_Aim_:
Read the lines below. Copy out any that hold the string "Климат".

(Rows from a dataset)
--
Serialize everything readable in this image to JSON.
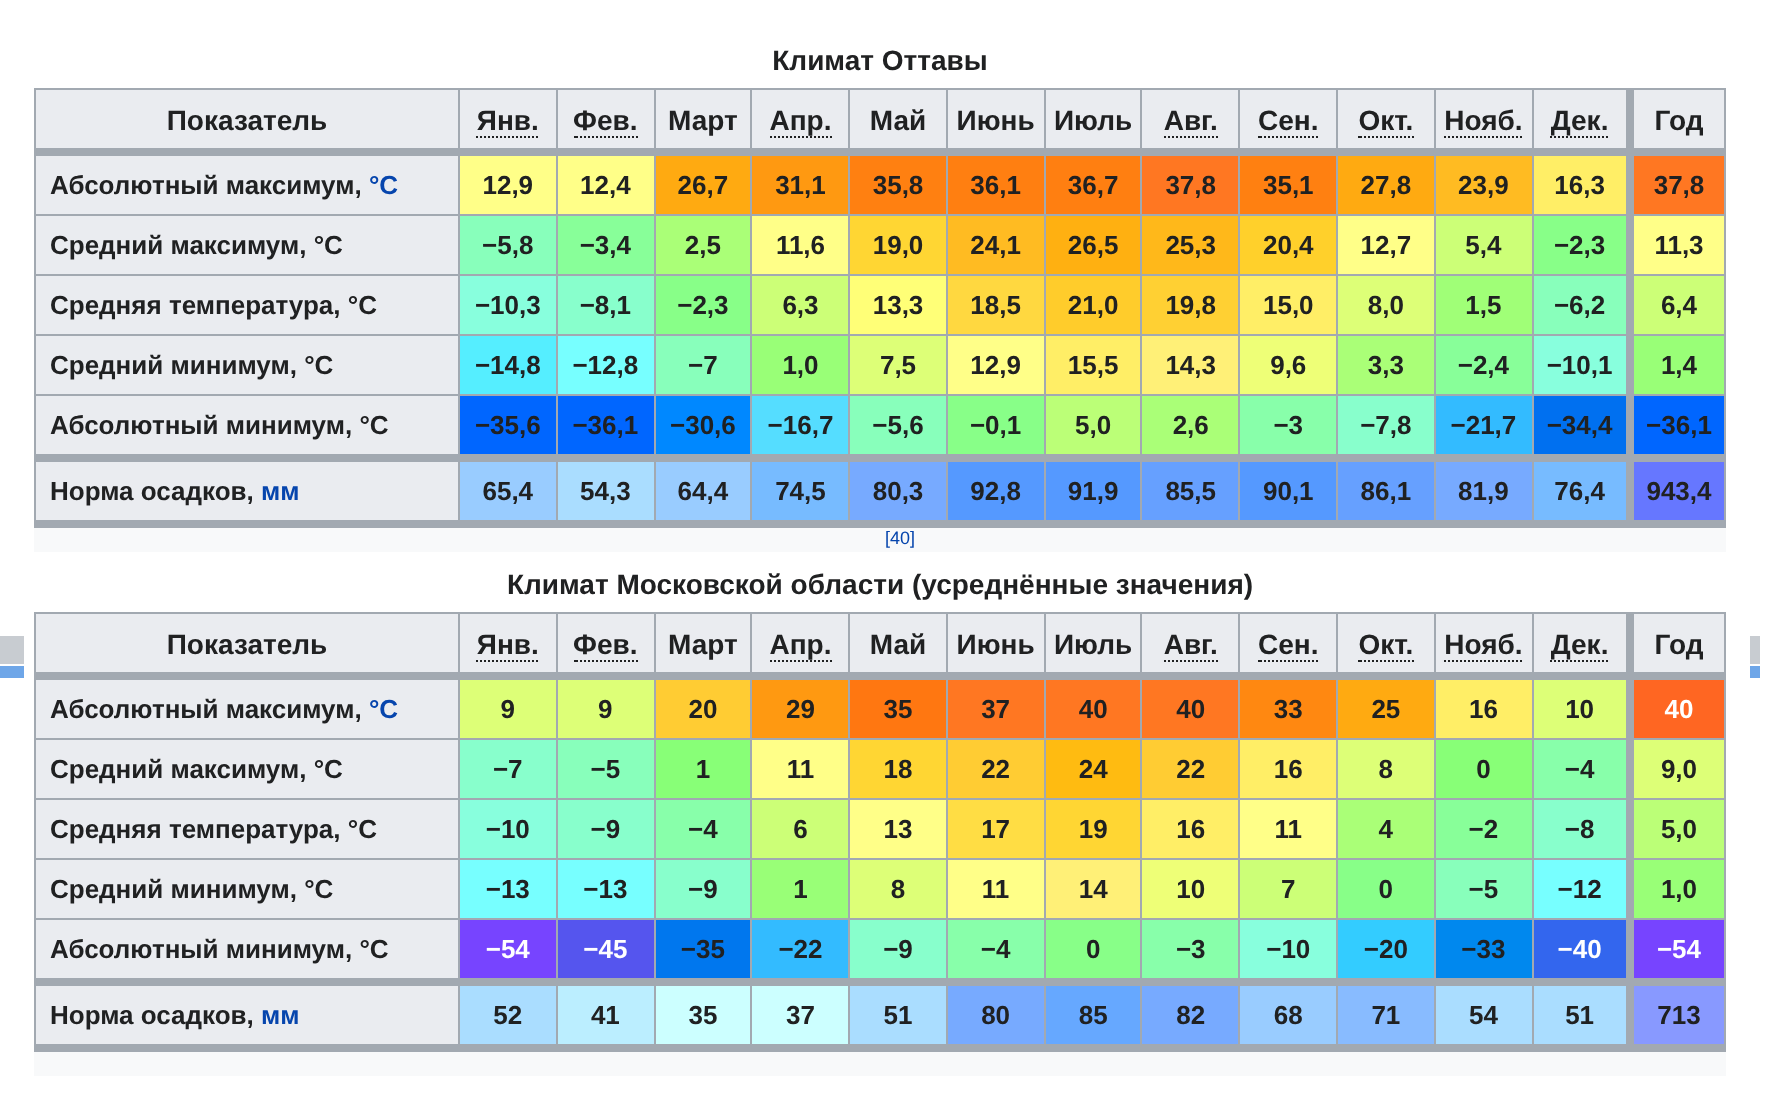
{
  "tables": [
    {
      "title": "Климат Оттавы",
      "row_header": "Показатель",
      "year_label": "Год",
      "reference": "[40]",
      "columns": [
        {
          "label": "Янв.",
          "abbr": true
        },
        {
          "label": "Фев.",
          "abbr": true
        },
        {
          "label": "Март",
          "abbr": false
        },
        {
          "label": "Апр.",
          "abbr": true
        },
        {
          "label": "Май",
          "abbr": false
        },
        {
          "label": "Июнь",
          "abbr": false
        },
        {
          "label": "Июль",
          "abbr": false
        },
        {
          "label": "Авг.",
          "abbr": true
        },
        {
          "label": "Сен.",
          "abbr": true
        },
        {
          "label": "Окт.",
          "abbr": true
        },
        {
          "label": "Нояб.",
          "abbr": true
        },
        {
          "label": "Дек.",
          "abbr": true
        }
      ],
      "rows": [
        {
          "label": "Абсолютный максимум, ",
          "unit": "°C",
          "unit_link": true,
          "separated": false,
          "cells": [
            {
              "value": "12,9",
              "color": "#ffff88"
            },
            {
              "value": "12,4",
              "color": "#ffff88"
            },
            {
              "value": "26,7",
              "color": "#ffaa11"
            },
            {
              "value": "31,1",
              "color": "#ff9911"
            },
            {
              "value": "35,8",
              "color": "#ff8011"
            },
            {
              "value": "36,1",
              "color": "#ff7f11"
            },
            {
              "value": "36,7",
              "color": "#ff7f11"
            },
            {
              "value": "37,8",
              "color": "#ff7722"
            },
            {
              "value": "35,1",
              "color": "#ff8011"
            },
            {
              "value": "27,8",
              "color": "#ffaa11"
            },
            {
              "value": "23,9",
              "color": "#ffbb22"
            },
            {
              "value": "16,3",
              "color": "#ffee66"
            }
          ],
          "year": {
            "value": "37,8",
            "color": "#ff7722"
          }
        },
        {
          "label": "Средний максимум, ",
          "unit": "°C",
          "unit_link": false,
          "separated": false,
          "cells": [
            {
              "value": "−5,8",
              "color": "#88ffbb"
            },
            {
              "value": "−3,4",
              "color": "#88ff99"
            },
            {
              "value": "2,5",
              "color": "#aaff77"
            },
            {
              "value": "11,6",
              "color": "#ffff88"
            },
            {
              "value": "19,0",
              "color": "#ffd633"
            },
            {
              "value": "24,1",
              "color": "#ffbb22"
            },
            {
              "value": "26,5",
              "color": "#ffb011"
            },
            {
              "value": "25,3",
              "color": "#ffb81a"
            },
            {
              "value": "20,4",
              "color": "#ffd02b"
            },
            {
              "value": "12,7",
              "color": "#ffff88"
            },
            {
              "value": "5,4",
              "color": "#ccff77"
            },
            {
              "value": "−2,3",
              "color": "#88ff88"
            }
          ],
          "year": {
            "value": "11,3",
            "color": "#ffff88"
          }
        },
        {
          "label": "Средняя температура, ",
          "unit": "°C",
          "unit_link": false,
          "separated": false,
          "cells": [
            {
              "value": "−10,3",
              "color": "#88ffdd"
            },
            {
              "value": "−8,1",
              "color": "#88ffcc"
            },
            {
              "value": "−2,3",
              "color": "#88ff88"
            },
            {
              "value": "6,3",
              "color": "#ccff77"
            },
            {
              "value": "13,3",
              "color": "#ffff77"
            },
            {
              "value": "18,5",
              "color": "#ffd840"
            },
            {
              "value": "21,0",
              "color": "#ffcc2b"
            },
            {
              "value": "19,8",
              "color": "#ffd033"
            },
            {
              "value": "15,0",
              "color": "#ffee66"
            },
            {
              "value": "8,0",
              "color": "#ddff77"
            },
            {
              "value": "1,5",
              "color": "#a0ff77"
            },
            {
              "value": "−6,2",
              "color": "#88ffbb"
            }
          ],
          "year": {
            "value": "6,4",
            "color": "#ccff77"
          }
        },
        {
          "label": "Средний минимум, ",
          "unit": "°C",
          "unit_link": false,
          "separated": false,
          "cells": [
            {
              "value": "−14,8",
              "color": "#55eeff"
            },
            {
              "value": "−12,8",
              "color": "#77ffff"
            },
            {
              "value": "−7",
              "color": "#88ffbb"
            },
            {
              "value": "1,0",
              "color": "#99ff77"
            },
            {
              "value": "7,5",
              "color": "#ddff77"
            },
            {
              "value": "12,9",
              "color": "#ffff88"
            },
            {
              "value": "15,5",
              "color": "#ffee66"
            },
            {
              "value": "14,3",
              "color": "#fff077"
            },
            {
              "value": "9,6",
              "color": "#eeff77"
            },
            {
              "value": "3,3",
              "color": "#aaff77"
            },
            {
              "value": "−2,4",
              "color": "#88ff99"
            },
            {
              "value": "−10,1",
              "color": "#88ffdd"
            }
          ],
          "year": {
            "value": "1,4",
            "color": "#99ff77"
          }
        },
        {
          "label": "Абсолютный минимум, ",
          "unit": "°C",
          "unit_link": false,
          "separated": false,
          "cells": [
            {
              "value": "−35,6",
              "color": "#0066ff"
            },
            {
              "value": "−36,1",
              "color": "#0066ff"
            },
            {
              "value": "−30,6",
              "color": "#0088ff"
            },
            {
              "value": "−16,7",
              "color": "#55ddff"
            },
            {
              "value": "−5,6",
              "color": "#88ffbb"
            },
            {
              "value": "−0,1",
              "color": "#88ff88"
            },
            {
              "value": "5,0",
              "color": "#bbff77"
            },
            {
              "value": "2,6",
              "color": "#aaff77"
            },
            {
              "value": "−3",
              "color": "#88ffaa"
            },
            {
              "value": "−7,8",
              "color": "#88ffcc"
            },
            {
              "value": "−21,7",
              "color": "#33bbff"
            },
            {
              "value": "−34,4",
              "color": "#0070f0"
            }
          ],
          "year": {
            "value": "−36,1",
            "color": "#0066ff"
          }
        },
        {
          "label": "Норма осадков, ",
          "unit": "мм",
          "unit_link": true,
          "separated": true,
          "cells": [
            {
              "value": "65,4",
              "color": "#99ccff"
            },
            {
              "value": "54,3",
              "color": "#aaddff"
            },
            {
              "value": "64,4",
              "color": "#99ccff"
            },
            {
              "value": "74,5",
              "color": "#77bbff"
            },
            {
              "value": "80,3",
              "color": "#77aaff"
            },
            {
              "value": "92,8",
              "color": "#5599ff"
            },
            {
              "value": "91,9",
              "color": "#5599ff"
            },
            {
              "value": "85,5",
              "color": "#66a0ff"
            },
            {
              "value": "90,1",
              "color": "#5599ff"
            },
            {
              "value": "86,1",
              "color": "#66a0ff"
            },
            {
              "value": "81,9",
              "color": "#77aaff"
            },
            {
              "value": "76,4",
              "color": "#77bbff"
            }
          ],
          "year": {
            "value": "943,4",
            "color": "#6677ff"
          }
        }
      ]
    },
    {
      "title": "Климат Московской области (усреднённые значения)",
      "row_header": "Показатель",
      "year_label": "Год",
      "columns": [
        {
          "label": "Янв.",
          "abbr": true
        },
        {
          "label": "Фев.",
          "abbr": true
        },
        {
          "label": "Март",
          "abbr": false
        },
        {
          "label": "Апр.",
          "abbr": true
        },
        {
          "label": "Май",
          "abbr": false
        },
        {
          "label": "Июнь",
          "abbr": false
        },
        {
          "label": "Июль",
          "abbr": false
        },
        {
          "label": "Авг.",
          "abbr": true
        },
        {
          "label": "Сен.",
          "abbr": true
        },
        {
          "label": "Окт.",
          "abbr": true
        },
        {
          "label": "Нояб.",
          "abbr": true
        },
        {
          "label": "Дек.",
          "abbr": true
        }
      ],
      "rows": [
        {
          "label": "Абсолютный максимум, ",
          "unit": "°C",
          "unit_link": true,
          "separated": false,
          "cells": [
            {
              "value": "9",
              "color": "#ddff77"
            },
            {
              "value": "9",
              "color": "#ddff77"
            },
            {
              "value": "20",
              "color": "#ffcc33"
            },
            {
              "value": "29",
              "color": "#ff9911"
            },
            {
              "value": "35",
              "color": "#ff7711"
            },
            {
              "value": "37",
              "color": "#ff7722"
            },
            {
              "value": "40",
              "color": "#ff7722"
            },
            {
              "value": "40",
              "color": "#ff7722"
            },
            {
              "value": "33",
              "color": "#ff8811"
            },
            {
              "value": "25",
              "color": "#ffaa11"
            },
            {
              "value": "16",
              "color": "#ffee66"
            },
            {
              "value": "10",
              "color": "#ddff77"
            }
          ],
          "year": {
            "value": "40",
            "color": "#ff6622"
          }
        },
        {
          "label": "Средний максимум, ",
          "unit": "°C",
          "unit_link": false,
          "separated": false,
          "cells": [
            {
              "value": "−7",
              "color": "#88ffcc"
            },
            {
              "value": "−5",
              "color": "#88ffbb"
            },
            {
              "value": "1",
              "color": "#88ff77"
            },
            {
              "value": "11",
              "color": "#ffff88"
            },
            {
              "value": "18",
              "color": "#ffd633"
            },
            {
              "value": "22",
              "color": "#ffcc33"
            },
            {
              "value": "24",
              "color": "#ffbb11"
            },
            {
              "value": "22",
              "color": "#ffcc33"
            },
            {
              "value": "16",
              "color": "#ffee66"
            },
            {
              "value": "8",
              "color": "#ddff77"
            },
            {
              "value": "0",
              "color": "#88ff77"
            },
            {
              "value": "−4",
              "color": "#88ffaa"
            }
          ],
          "year": {
            "value": "9,0",
            "color": "#ddff77"
          }
        },
        {
          "label": "Средняя температура, ",
          "unit": "°C",
          "unit_link": false,
          "separated": false,
          "cells": [
            {
              "value": "−10",
              "color": "#88ffdd"
            },
            {
              "value": "−9",
              "color": "#88ffcc"
            },
            {
              "value": "−4",
              "color": "#88ffaa"
            },
            {
              "value": "6",
              "color": "#ccff77"
            },
            {
              "value": "13",
              "color": "#ffff88"
            },
            {
              "value": "17",
              "color": "#ffdd44"
            },
            {
              "value": "19",
              "color": "#ffd633"
            },
            {
              "value": "16",
              "color": "#ffee66"
            },
            {
              "value": "11",
              "color": "#ffff88"
            },
            {
              "value": "4",
              "color": "#aaff77"
            },
            {
              "value": "−2",
              "color": "#88ff99"
            },
            {
              "value": "−8",
              "color": "#88ffcc"
            }
          ],
          "year": {
            "value": "5,0",
            "color": "#bbff77"
          }
        },
        {
          "label": "Средний минимум, ",
          "unit": "°C",
          "unit_link": false,
          "separated": false,
          "cells": [
            {
              "value": "−13",
              "color": "#77ffff"
            },
            {
              "value": "−13",
              "color": "#77ffff"
            },
            {
              "value": "−9",
              "color": "#88ffcc"
            },
            {
              "value": "1",
              "color": "#99ff77"
            },
            {
              "value": "8",
              "color": "#ddff77"
            },
            {
              "value": "11",
              "color": "#ffff88"
            },
            {
              "value": "14",
              "color": "#fff077"
            },
            {
              "value": "10",
              "color": "#eeff77"
            },
            {
              "value": "7",
              "color": "#ccff77"
            },
            {
              "value": "0",
              "color": "#88ff88"
            },
            {
              "value": "−5",
              "color": "#88ffbb"
            },
            {
              "value": "−12",
              "color": "#77ffff"
            }
          ],
          "year": {
            "value": "1,0",
            "color": "#99ff77"
          }
        },
        {
          "label": "Абсолютный минимум, ",
          "unit": "°C",
          "unit_link": false,
          "separated": false,
          "cells": [
            {
              "value": "−54",
              "color": "#7744ff"
            },
            {
              "value": "−45",
              "color": "#5555ee"
            },
            {
              "value": "−35",
              "color": "#0077ee"
            },
            {
              "value": "−22",
              "color": "#33bbff"
            },
            {
              "value": "−9",
              "color": "#88ffcc"
            },
            {
              "value": "−4",
              "color": "#88ffaa"
            },
            {
              "value": "0",
              "color": "#88ff88"
            },
            {
              "value": "−3",
              "color": "#88ffaa"
            },
            {
              "value": "−10",
              "color": "#88ffdd"
            },
            {
              "value": "−20",
              "color": "#33ccff"
            },
            {
              "value": "−33",
              "color": "#0088ee"
            },
            {
              "value": "−40",
              "color": "#3366ee"
            }
          ],
          "year": {
            "value": "−54",
            "color": "#7744ff"
          }
        },
        {
          "label": "Норма осадков, ",
          "unit": "мм",
          "unit_link": true,
          "separated": true,
          "cells": [
            {
              "value": "52",
              "color": "#aaddff"
            },
            {
              "value": "41",
              "color": "#bbeeff"
            },
            {
              "value": "35",
              "color": "#ccffff"
            },
            {
              "value": "37",
              "color": "#ccffff"
            },
            {
              "value": "51",
              "color": "#aaddff"
            },
            {
              "value": "80",
              "color": "#77aaff"
            },
            {
              "value": "85",
              "color": "#66a8ff"
            },
            {
              "value": "82",
              "color": "#77aaff"
            },
            {
              "value": "68",
              "color": "#99ccff"
            },
            {
              "value": "71",
              "color": "#88bbff"
            },
            {
              "value": "54",
              "color": "#aaddff"
            },
            {
              "value": "51",
              "color": "#aaddff"
            }
          ],
          "year": {
            "value": "713",
            "color": "#8899ff"
          }
        }
      ]
    }
  ]
}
--
_Full answer_:
      "title": "Климат Оттавы",
      "title": "Климат Московской области (усреднённые значения)",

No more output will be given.